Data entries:
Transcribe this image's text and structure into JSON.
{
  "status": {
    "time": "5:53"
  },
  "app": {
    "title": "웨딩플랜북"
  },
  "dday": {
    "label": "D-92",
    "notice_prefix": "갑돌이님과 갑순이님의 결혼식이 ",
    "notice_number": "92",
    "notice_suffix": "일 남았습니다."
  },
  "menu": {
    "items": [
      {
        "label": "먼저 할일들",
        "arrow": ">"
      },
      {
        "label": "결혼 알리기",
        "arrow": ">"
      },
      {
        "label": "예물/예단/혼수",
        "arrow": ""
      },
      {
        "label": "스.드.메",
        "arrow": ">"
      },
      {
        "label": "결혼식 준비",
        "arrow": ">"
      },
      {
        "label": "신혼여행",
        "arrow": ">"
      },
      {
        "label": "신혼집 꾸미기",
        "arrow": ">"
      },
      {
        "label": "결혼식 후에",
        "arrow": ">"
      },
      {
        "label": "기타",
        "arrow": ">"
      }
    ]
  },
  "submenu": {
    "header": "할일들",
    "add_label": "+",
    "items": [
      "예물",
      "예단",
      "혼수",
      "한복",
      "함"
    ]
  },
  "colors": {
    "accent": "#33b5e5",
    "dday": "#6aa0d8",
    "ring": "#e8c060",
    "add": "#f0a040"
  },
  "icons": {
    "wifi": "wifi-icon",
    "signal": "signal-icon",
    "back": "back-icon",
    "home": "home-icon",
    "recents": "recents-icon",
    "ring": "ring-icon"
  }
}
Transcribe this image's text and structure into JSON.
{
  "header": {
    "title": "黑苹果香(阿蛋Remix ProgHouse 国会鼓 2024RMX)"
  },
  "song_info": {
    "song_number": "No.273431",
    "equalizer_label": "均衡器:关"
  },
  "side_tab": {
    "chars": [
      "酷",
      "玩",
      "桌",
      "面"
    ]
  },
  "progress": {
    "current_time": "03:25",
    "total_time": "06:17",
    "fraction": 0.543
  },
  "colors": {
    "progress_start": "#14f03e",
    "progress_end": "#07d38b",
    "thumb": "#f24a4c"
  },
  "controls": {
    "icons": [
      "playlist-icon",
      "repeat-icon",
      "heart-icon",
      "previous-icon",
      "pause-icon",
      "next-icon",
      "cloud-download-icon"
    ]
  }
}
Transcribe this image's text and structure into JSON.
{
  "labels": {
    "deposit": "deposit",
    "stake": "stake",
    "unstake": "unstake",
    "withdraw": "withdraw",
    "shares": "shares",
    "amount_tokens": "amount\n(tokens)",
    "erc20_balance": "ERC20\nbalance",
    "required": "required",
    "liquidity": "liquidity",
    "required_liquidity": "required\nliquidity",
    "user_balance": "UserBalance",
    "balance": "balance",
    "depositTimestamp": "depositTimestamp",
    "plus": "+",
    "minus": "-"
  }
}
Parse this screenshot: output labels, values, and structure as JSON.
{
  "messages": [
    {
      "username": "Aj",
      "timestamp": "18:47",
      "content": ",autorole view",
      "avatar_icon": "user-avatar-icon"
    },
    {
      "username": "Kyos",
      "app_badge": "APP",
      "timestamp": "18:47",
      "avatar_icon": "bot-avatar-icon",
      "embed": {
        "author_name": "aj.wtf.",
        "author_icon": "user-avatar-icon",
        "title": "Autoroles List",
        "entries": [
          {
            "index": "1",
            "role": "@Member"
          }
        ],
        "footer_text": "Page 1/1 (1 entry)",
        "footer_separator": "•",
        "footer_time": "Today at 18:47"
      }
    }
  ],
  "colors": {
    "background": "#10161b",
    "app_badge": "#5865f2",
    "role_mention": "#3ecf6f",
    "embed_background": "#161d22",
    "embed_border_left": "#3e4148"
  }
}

Directions: Go through the data and return every record exactly.

Output for this exercise:
Transcribe this image's text and structure into JSON.
{
  "status": {
    "time": "5:53"
  },
  "app": {
    "title": "웨딩플랜북"
  },
  "dday": {
    "label": "D-92",
    "notice_prefix": "갑돌이님과 갑순이님의 결혼식이 ",
    "notice_number": "92",
    "notice_suffix": "일 남았습니다."
  },
  "menu": {
    "items": [
      {
        "label": "먼저 할일들",
        "arrow": ">"
      },
      {
        "label": "결혼 알리기",
        "arrow": ">"
      },
      {
        "label": "예물/예단/혼수",
        "arrow": ""
      },
      {
        "label": "스.드.메",
        "arrow": ">"
      },
      {
        "label": "결혼식 준비",
        "arrow": ">"
      },
      {
        "label": "신혼여행",
        "arrow": ">"
      },
      {
        "label": "신혼집 꾸미기",
        "arrow": ">"
      },
      {
        "label": "결혼식 후에",
        "arrow": ">"
      },
      {
        "label": "기타",
        "arrow": ">"
      }
    ]
  },
  "submenu": {
    "header": "할일들",
    "add_label": "+",
    "items": [
      "예물",
      "예단",
      "혼수",
      "한복",
      "함"
    ]
  },
  "colors": {
    "accent": "#33b5e5",
    "dday": "#6aa0d8",
    "ring": "#e8c060",
    "add": "#f0a040"
  },
  "icons": {
    "wifi": "wifi-icon",
    "signal": "signal-icon",
    "back": "back-icon",
    "home": "home-icon",
    "recents": "recents-icon",
    "ring": "ring-icon"
  }
}
Transcribe this image's text and structure into JSON.
{
  "header": {
    "title": "黑苹果香(阿蛋Remix ProgHouse 国会鼓 2024RMX)"
  },
  "song_info": {
    "song_number": "No.273431",
    "equalizer_label": "均衡器:关"
  },
  "side_tab": {
    "chars": [
      "酷",
      "玩",
      "桌",
      "面"
    ]
  },
  "progress": {
    "current_time": "03:25",
    "total_time": "06:17",
    "fraction": 0.543
  },
  "colors": {
    "progress_start": "#14f03e",
    "progress_end": "#07d38b",
    "thumb": "#f24a4c"
  },
  "controls": {
    "icons": [
      "playlist-icon",
      "repeat-icon",
      "heart-icon",
      "previous-icon",
      "pause-icon",
      "next-icon",
      "cloud-download-icon"
    ]
  }
}
Transcribe this image's text and structure into JSON.
{
  "labels": {
    "deposit": "deposit",
    "stake": "stake",
    "unstake": "unstake",
    "withdraw": "withdraw",
    "shares": "shares",
    "amount_tokens": "amount\n(tokens)",
    "erc20_balance": "ERC20\nbalance",
    "required": "required",
    "liquidity": "liquidity",
    "required_liquidity": "required\nliquidity",
    "user_balance": "UserBalance",
    "balance": "balance",
    "depositTimestamp": "depositTimestamp",
    "plus": "+",
    "minus": "-"
  }
}
Parse this screenshot: output labels, values, and structure as JSON.
{
  "messages": [
    {
      "username": "Aj",
      "timestamp": "18:47",
      "content": ",autorole view",
      "avatar_icon": "user-avatar-icon"
    },
    {
      "username": "Kyos",
      "app_badge": "APP",
      "timestamp": "18:47",
      "avatar_icon": "bot-avatar-icon",
      "embed": {
        "author_name": "aj.wtf.",
        "author_icon": "user-avatar-icon",
        "title": "Autoroles List",
        "entries": [
          {
            "index": "1",
            "role": "@Member"
          }
        ],
        "footer_text": "Page 1/1 (1 entry)",
        "footer_separator": "•",
        "footer_time": "Today at 18:47"
      }
    }
  ],
  "colors": {
    "background": "#10161b",
    "app_badge": "#5865f2",
    "role_mention": "#3ecf6f",
    "embed_background": "#161d22",
    "embed_border_left": "#3e4148"
  }
}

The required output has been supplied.